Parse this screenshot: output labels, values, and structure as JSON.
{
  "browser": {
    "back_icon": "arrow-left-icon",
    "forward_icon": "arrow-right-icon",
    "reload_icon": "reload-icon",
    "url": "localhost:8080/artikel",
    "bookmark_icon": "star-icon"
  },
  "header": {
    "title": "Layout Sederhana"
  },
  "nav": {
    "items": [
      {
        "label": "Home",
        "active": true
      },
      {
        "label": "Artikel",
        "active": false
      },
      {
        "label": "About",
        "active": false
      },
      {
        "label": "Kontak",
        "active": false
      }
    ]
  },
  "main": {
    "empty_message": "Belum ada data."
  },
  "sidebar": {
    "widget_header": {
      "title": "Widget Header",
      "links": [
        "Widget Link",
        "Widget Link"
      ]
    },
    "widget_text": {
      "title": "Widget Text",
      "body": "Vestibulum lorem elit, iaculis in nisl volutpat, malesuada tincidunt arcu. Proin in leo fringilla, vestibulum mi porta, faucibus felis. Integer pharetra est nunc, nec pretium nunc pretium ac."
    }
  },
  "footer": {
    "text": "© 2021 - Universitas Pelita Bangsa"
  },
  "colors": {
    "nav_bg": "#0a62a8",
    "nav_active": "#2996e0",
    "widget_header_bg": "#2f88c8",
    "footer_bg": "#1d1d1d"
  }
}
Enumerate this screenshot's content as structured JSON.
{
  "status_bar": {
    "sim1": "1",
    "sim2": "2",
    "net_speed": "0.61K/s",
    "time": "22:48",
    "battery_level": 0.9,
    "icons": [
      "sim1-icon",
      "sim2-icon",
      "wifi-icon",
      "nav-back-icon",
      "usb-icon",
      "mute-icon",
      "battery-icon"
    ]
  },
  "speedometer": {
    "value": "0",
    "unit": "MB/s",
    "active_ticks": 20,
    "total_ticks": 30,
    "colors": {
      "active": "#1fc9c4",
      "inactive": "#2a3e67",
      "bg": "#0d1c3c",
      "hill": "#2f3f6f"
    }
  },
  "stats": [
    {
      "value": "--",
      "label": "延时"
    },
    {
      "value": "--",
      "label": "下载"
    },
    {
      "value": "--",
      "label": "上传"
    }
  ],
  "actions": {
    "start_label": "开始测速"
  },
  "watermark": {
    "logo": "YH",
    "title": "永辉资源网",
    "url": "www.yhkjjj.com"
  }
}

* _What to work on_
Give the number of lines in the entries that hold the word "JSON", and nothing else.

* _Output_
2